EXERCISE DIRECTIONS ▸ Make an exact copy of the records, dropping all pictures.

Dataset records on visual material
::::

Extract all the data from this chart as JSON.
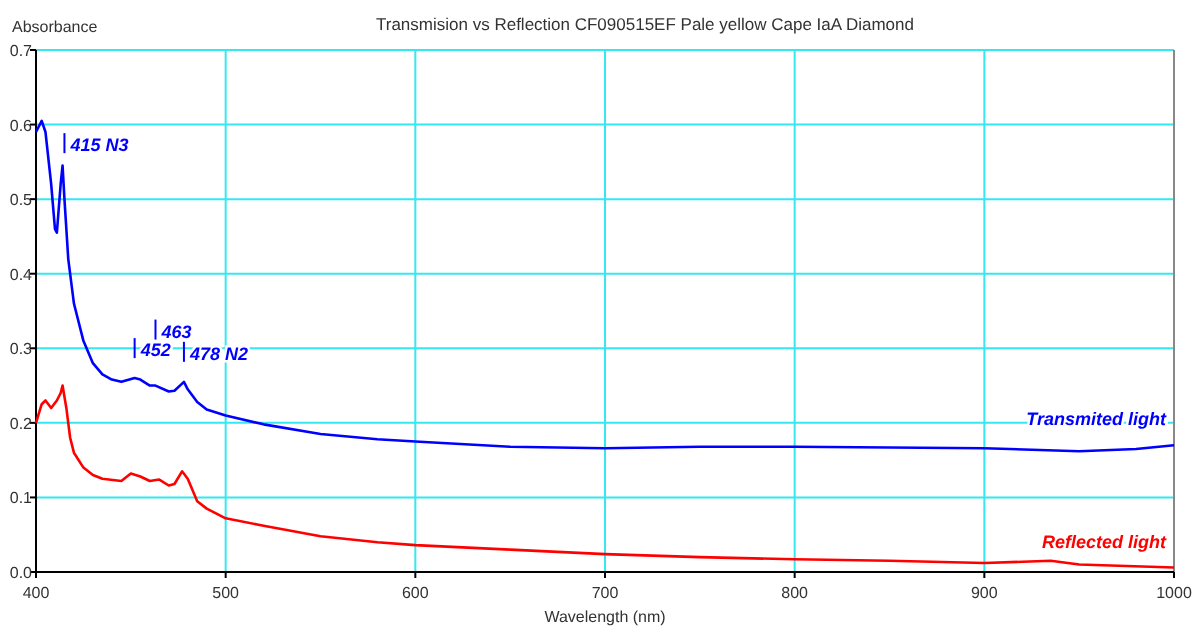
{
  "chart_data": {
    "type": "line",
    "title": "Transmision vs Reflection CF090515EF Pale yellow  Cape IaA Diamond",
    "xlabel": "Wavelength (nm)",
    "ylabel": "Absorbance",
    "xlim": [
      400,
      1000
    ],
    "xticks": [
      400,
      500,
      600,
      700,
      800,
      900,
      1000
    ],
    "ylim": [
      0,
      0.7
    ],
    "yticks": [
      {
        "value": 0,
        "label": "0.0"
      },
      0.1,
      0.2,
      0.3,
      0.4,
      0.5,
      0.6,
      0.7
    ],
    "grid": true,
    "legend": false,
    "marker": "none",
    "line_style": "solid",
    "series": [
      {
        "name": "Transmited light",
        "color": "#0000ff",
        "x": [
          400,
          403,
          405,
          408,
          410,
          411,
          413,
          414,
          415,
          417,
          420,
          425,
          430,
          435,
          440,
          445,
          452,
          455,
          460,
          463,
          470,
          473,
          478,
          480,
          485,
          490,
          500,
          520,
          550,
          580,
          600,
          650,
          700,
          750,
          800,
          850,
          900,
          950,
          980,
          1000
        ],
        "values": [
          0.59,
          0.605,
          0.59,
          0.52,
          0.46,
          0.455,
          0.52,
          0.545,
          0.5,
          0.42,
          0.36,
          0.31,
          0.28,
          0.265,
          0.258,
          0.255,
          0.26,
          0.258,
          0.25,
          0.25,
          0.242,
          0.243,
          0.255,
          0.245,
          0.228,
          0.218,
          0.21,
          0.198,
          0.185,
          0.178,
          0.175,
          0.168,
          0.166,
          0.168,
          0.168,
          0.167,
          0.166,
          0.162,
          0.165,
          0.17
        ]
      },
      {
        "name": "Reflected light",
        "color": "#ff0000",
        "x": [
          400,
          403,
          405,
          408,
          411,
          413,
          414,
          416,
          418,
          420,
          425,
          430,
          435,
          445,
          450,
          455,
          460,
          465,
          470,
          473,
          477,
          480,
          485,
          490,
          500,
          520,
          550,
          580,
          600,
          650,
          700,
          750,
          800,
          850,
          900,
          935,
          950,
          1000
        ],
        "values": [
          0.2,
          0.225,
          0.23,
          0.22,
          0.23,
          0.24,
          0.25,
          0.22,
          0.18,
          0.16,
          0.14,
          0.13,
          0.125,
          0.122,
          0.132,
          0.128,
          0.122,
          0.124,
          0.116,
          0.118,
          0.135,
          0.125,
          0.095,
          0.085,
          0.072,
          0.062,
          0.048,
          0.04,
          0.036,
          0.03,
          0.024,
          0.02,
          0.017,
          0.015,
          0.012,
          0.015,
          0.01,
          0.006
        ]
      }
    ],
    "annotations": [
      {
        "text": "415 N3",
        "x": 415,
        "y": 0.5
      },
      {
        "text": "452",
        "x": 452,
        "y": 0.26
      },
      {
        "text": "463",
        "x": 463,
        "y": 0.25
      },
      {
        "text": "478 N2",
        "x": 478,
        "y": 0.255
      }
    ]
  }
}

::::

WRITTEN ANSWER ▸
Extract all the data from this chart as JSON.
{
  "chart_data": {
    "type": "line",
    "title": "Transmision vs Reflection CF090515EF Pale yellow  Cape IaA Diamond",
    "xlabel": "Wavelength (nm)",
    "ylabel": "Absorbance",
    "xlim": [
      400,
      1000
    ],
    "xticks": [
      400,
      500,
      600,
      700,
      800,
      900,
      1000
    ],
    "ylim": [
      0,
      0.7
    ],
    "yticks": [
      {
        "value": 0,
        "label": "0.0"
      },
      0.1,
      0.2,
      0.3,
      0.4,
      0.5,
      0.6,
      0.7
    ],
    "grid": true,
    "legend": false,
    "marker": "none",
    "line_style": "solid",
    "series": [
      {
        "name": "Transmited light",
        "color": "#0000ff",
        "x": [
          400,
          403,
          405,
          408,
          410,
          411,
          413,
          414,
          415,
          417,
          420,
          425,
          430,
          435,
          440,
          445,
          452,
          455,
          460,
          463,
          470,
          473,
          478,
          480,
          485,
          490,
          500,
          520,
          550,
          580,
          600,
          650,
          700,
          750,
          800,
          850,
          900,
          950,
          980,
          1000
        ],
        "values": [
          0.59,
          0.605,
          0.59,
          0.52,
          0.46,
          0.455,
          0.52,
          0.545,
          0.5,
          0.42,
          0.36,
          0.31,
          0.28,
          0.265,
          0.258,
          0.255,
          0.26,
          0.258,
          0.25,
          0.25,
          0.242,
          0.243,
          0.255,
          0.245,
          0.228,
          0.218,
          0.21,
          0.198,
          0.185,
          0.178,
          0.175,
          0.168,
          0.166,
          0.168,
          0.168,
          0.167,
          0.166,
          0.162,
          0.165,
          0.17
        ]
      },
      {
        "name": "Reflected light",
        "color": "#ff0000",
        "x": [
          400,
          403,
          405,
          408,
          411,
          413,
          414,
          416,
          418,
          420,
          425,
          430,
          435,
          445,
          450,
          455,
          460,
          465,
          470,
          473,
          477,
          480,
          485,
          490,
          500,
          520,
          550,
          580,
          600,
          650,
          700,
          750,
          800,
          850,
          900,
          935,
          950,
          1000
        ],
        "values": [
          0.2,
          0.225,
          0.23,
          0.22,
          0.23,
          0.24,
          0.25,
          0.22,
          0.18,
          0.16,
          0.14,
          0.13,
          0.125,
          0.122,
          0.132,
          0.128,
          0.122,
          0.124,
          0.116,
          0.118,
          0.135,
          0.125,
          0.095,
          0.085,
          0.072,
          0.062,
          0.048,
          0.04,
          0.036,
          0.03,
          0.024,
          0.02,
          0.017,
          0.015,
          0.012,
          0.015,
          0.01,
          0.006
        ]
      }
    ],
    "annotations": [
      {
        "text": "415 N3",
        "x": 415,
        "y": 0.5
      },
      {
        "text": "452",
        "x": 452,
        "y": 0.26
      },
      {
        "text": "463",
        "x": 463,
        "y": 0.25
      },
      {
        "text": "478 N2",
        "x": 478,
        "y": 0.255
      }
    ]
  }
}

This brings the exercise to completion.